:: ENTRIES SUPPLIED ::
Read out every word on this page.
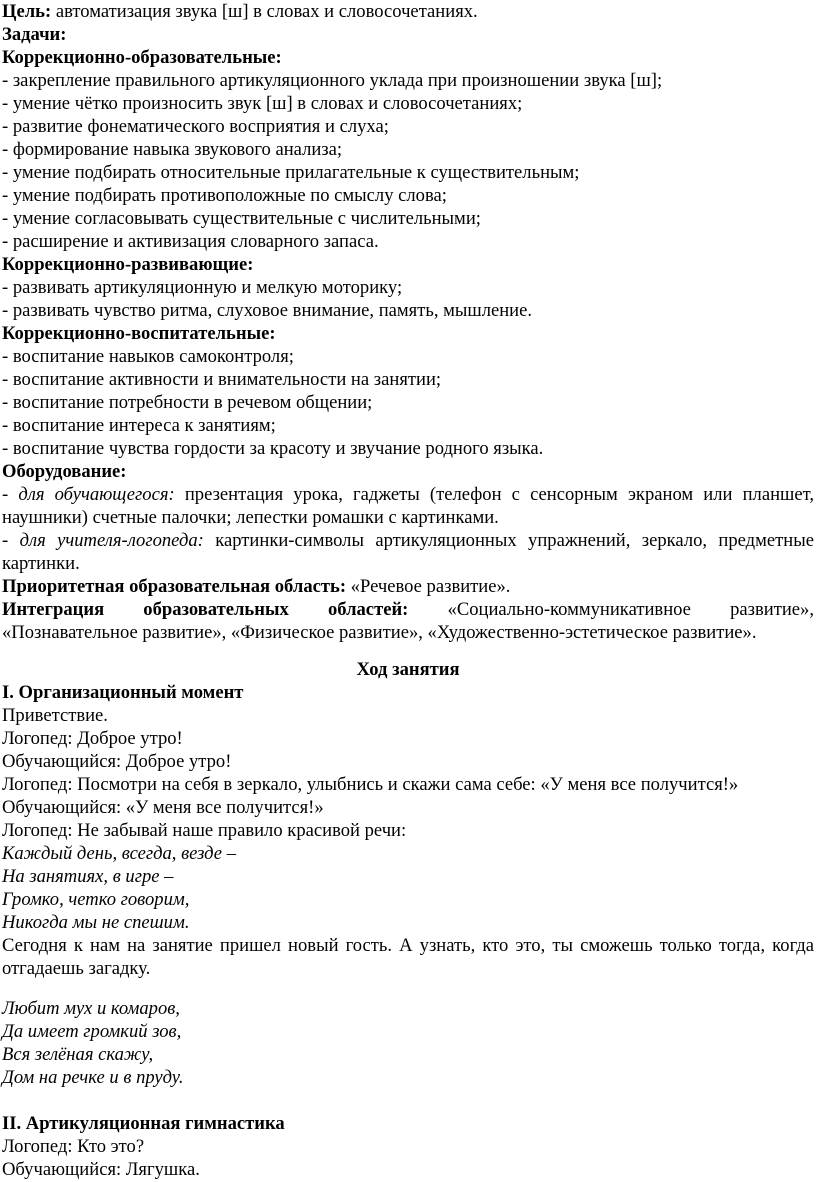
Цель: автоматизация звука [ш] в словах и словосочетаниях.
Задачи:
Коррекционно-образовательные:
- закрепление правильного артикуляционного уклада при произношении звука [ш];
- умение чётко произносить звук [ш] в словах и словосочетаниях;
- развитие фонематического восприятия и слуха;
- формирование навыка звукового анализа;
- умение подбирать относительные прилагательные к существительным;
- умение подбирать противоположные по смыслу слова;
- умение согласовывать существительные с числительными;
- расширение и активизация словарного запаса.
Коррекционно-развивающие:
- развивать артикуляционную и мелкую моторику;
- развивать чувство ритма, слуховое внимание, память, мышление.
Коррекционно-воспитательные:
- воспитание навыков самоконтроля;
- воспитание активности и внимательности на занятии;
- воспитание потребности в речевом общении;
- воспитание интереса к занятиям;
- воспитание чувства гордости за красоту и звучание родного языка.
Оборудование:
- для обучающегося: презентация урока, гаджеты (телефон с сенсорным экраном или планшет,
наушники) счетные палочки; лепестки ромашки с картинками.
- для учителя-логопеда: картинки-символы артикуляционных упражнений, зеркало, предметные
картинки.
Приоритетная образовательная область: «Речевое развитие».
Интеграция образовательных областей: «Социально-коммуникативное развитие»,
«Познавательное развитие», «Физическое развитие», «Художественно-эстетическое развитие».
Ход занятия
I. Организационный момент
Приветствие.
Логопед: Доброе утро!
Обучающийся: Доброе утро!
Логопед: Посмотри на себя в зеркало, улыбнись и скажи сама себе: «У меня все получится!»
Обучающийся: «У меня все получится!»
Логопед: Не забывай наше правило красивой речи:
Каждый день, всегда, везде –
На занятиях, в игре –
Громко, четко говорим,
Никогда мы не спешим.
Сегодня к нам на занятие пришел новый гость. А узнать, кто это, ты сможешь только тогда, когда
отгадаешь загадку.
Любит мух и комаров,
Да имеет громкий зов,
Вся зелёная скажу,
Дом на речке и в пруду.
II. Артикуляционная гимнастика
Логопед: Кто это?
Обучающийся: Лягушка.
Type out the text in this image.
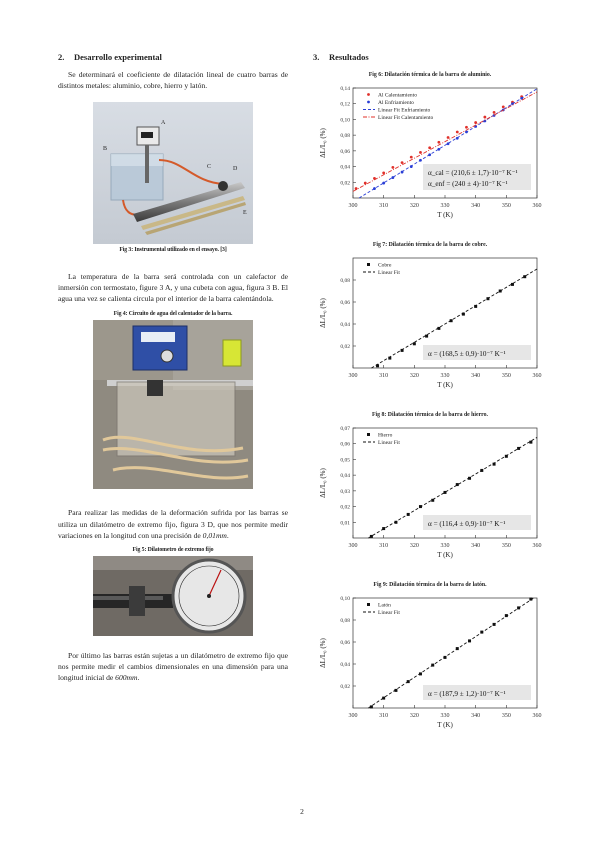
2. Desarrollo experimental

Se determinará el coeficiente de dilatación lineal de cuatro barras de distintos metales: aluminio, cobre, hierro y latón.

A
B
C	D
E
Fig 3: Instrumental utilizado en el ensayo. [3]

La temperatura de la barra será controlada con un calefactor de inmersión con termostato, figure 3 A, y una cubeta con agua, figura 3 B. El agua una vez se calienta circula por el interior de la barra calentándola.

Fig 4: Circuito de agua del calentador de la barra.

Para realizar las medidas de la deformación sufrida por las barras se utiliza un dilatómetro de extremo fijo, figura 3 D, que nos permite medir variaciones en la longitud con una precisión de 0,01mm.

Fig 5: Dilatometro de extremo fijo

Por último las barras están sujetas a un dilatómetro de extremo fijo que nos permite medir el cambios dimensionales en una dimensión para una longitud inicial de 600mm.

3. Resultados
Fig 6: Dilatación térmica de la barra de aluminio.
300	310	320	330	340	350	360
0,02
0,04
0,06
0,08
0,10
0,12
0,14
T (K)
ΔL/L₀ (%)
Al Calentamiento
Al Enfriamiento
Linear Fit Enfriamiento
Linear Fit Calentamiento
α_cal = (210,6 ± 1,7)·10⁻⁷ K⁻¹
α_enf = (240 ± 4)·10⁻⁷ K⁻¹
Fig 7: Dilatación térmica de la barra de cobre.
300	310	320	330	340	350	360
0,02
0,04
0,06
0,08
T (K)
ΔL/L₀ (%)
Cobre
Linear Fit
α = (168,5 ± 0,9)·10⁻⁷ K⁻¹
Fig 8: Dilatación térmica de la barra de hierro.
300	310	320	330	340	350	360
0,01
0,02
0,03
0,04
0,05
0,06
0,07
T (K)
ΔL/L₀ (%)
Hierro
Linear Fit
α = (116,4 ± 0,9)·10⁻⁷ K⁻¹
Fig 9: Dilatación térmica de la barra de latón.
300	310	320	330	340	350	360
0,02
0,04
0,06
0,08
0,10
T (K)
ΔL/L₀ (%)
Latón
Linear Fit
α = (187,9 ± 1,2)·10⁻⁷ K⁻¹
2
:::
== WHAT YOU HAVE TO DO ==
Set every line down exactly as written, leaving each picture out.

== RIGHT ANSWER ==
Read out every word on this page.
Цель: автоматизация звука [ш] в словах и словосочетаниях.
Задачи:
Коррекционно-образовательные:
- закрепление правильного артикуляционного уклада при произношении звука [ш];
- умение чётко произносить звук [ш] в словах и словосочетаниях;
- развитие фонематического восприятия и слуха;
- формирование навыка звукового анализа;
- умение подбирать относительные прилагательные к существительным;
- умение подбирать противоположные по смыслу слова;
- умение согласовывать существительные с числительными;
- расширение и активизация словарного запаса.
Коррекционно-развивающие:
- развивать артикуляционную и мелкую моторику;
- развивать чувство ритма, слуховое внимание, память, мышление.
Коррекционно-воспитательные:
- воспитание навыков самоконтроля;
- воспитание активности и внимательности на занятии;
- воспитание потребности в речевом общении;
- воспитание интереса к занятиям;
- воспитание чувства гордости за красоту и звучание родного языка.
Оборудование:
- для обучающегося: презентация урока, гаджеты (телефон с сенсорным экраном или планшет,
наушники) счетные палочки; лепестки ромашки с картинками.
- для учителя-логопеда: картинки-символы артикуляционных упражнений, зеркало, предметные
картинки.
Приоритетная образовательная область: «Речевое развитие».
Интеграция образовательных областей: «Социально-коммуникативное развитие»,
«Познавательное развитие», «Физическое развитие», «Художественно-эстетическое развитие».
Ход занятия
I. Организационный момент
Приветствие.
Логопед: Доброе утро!
Обучающийся: Доброе утро!
Логопед: Посмотри на себя в зеркало, улыбнись и скажи сама себе: «У меня все получится!»
Обучающийся: «У меня все получится!»
Логопед: Не забывай наше правило красивой речи:
Каждый день, всегда, везде –
На занятиях, в игре –
Громко, четко говорим,
Никогда мы не спешим.
Сегодня к нам на занятие пришел новый гость. А узнать, кто это, ты сможешь только тогда, когда
отгадаешь загадку.
Любит мух и комаров,
Да имеет громкий зов,
Вся зелёная скажу,
Дом на речке и в пруду.
II. Артикуляционная гимнастика
Логопед: Кто это?
Обучающийся: Лягушка.
Type out the text in this image.
2. Desarrollo experimental

Se determinará el coeficiente de dilatación lineal de cuatro barras de distintos metales: aluminio, cobre, hierro y latón.

A
B
C	D
E
Fig 3: Instrumental utilizado en el ensayo. [3]

La temperatura de la barra será controlada con un calefactor de inmersión con termostato, figure 3 A, y una cubeta con agua, figura 3 B. El agua una vez se calienta circula por el interior de la barra calentándola.

Fig 4: Circuito de agua del calentador de la barra.

Para realizar las medidas de la deformación sufrida por las barras se utiliza un dilatómetro de extremo fijo, figura 3 D, que nos permite medir variaciones en la longitud con una precisión de 0,01mm.

Fig 5: Dilatometro de extremo fijo

Por último las barras están sujetas a un dilatómetro de extremo fijo que nos permite medir el cambios dimensionales en una dimensión para una longitud inicial de 600mm.

3. Resultados
Fig 6: Dilatación térmica de la barra de aluminio.
300	310	320	330	340	350	360
0,02
0,04
0,06
0,08
0,10
0,12
0,14
T (K)
ΔL/L₀ (%)
Al Calentamiento
Al Enfriamiento
Linear Fit Enfriamiento
Linear Fit Calentamiento
α_cal = (210,6 ± 1,7)·10⁻⁷ K⁻¹
α_enf = (240 ± 4)·10⁻⁷ K⁻¹
Fig 7: Dilatación térmica de la barra de cobre.
300	310	320	330	340	350	360
0,02
0,04
0,06
0,08
T (K)
ΔL/L₀ (%)
Cobre
Linear Fit
α = (168,5 ± 0,9)·10⁻⁷ K⁻¹
Fig 8: Dilatación térmica de la barra de hierro.
300	310	320	330	340	350	360
0,01
0,02
0,03
0,04
0,05
0,06
0,07
T (K)
ΔL/L₀ (%)
Hierro
Linear Fit
α = (116,4 ± 0,9)·10⁻⁷ K⁻¹
Fig 9: Dilatación térmica de la barra de latón.
300	310	320	330	340	350	360
0,02
0,04
0,06
0,08
0,10
T (K)
ΔL/L₀ (%)
Latón
Linear Fit
α = (187,9 ± 1,2)·10⁻⁷ K⁻¹
2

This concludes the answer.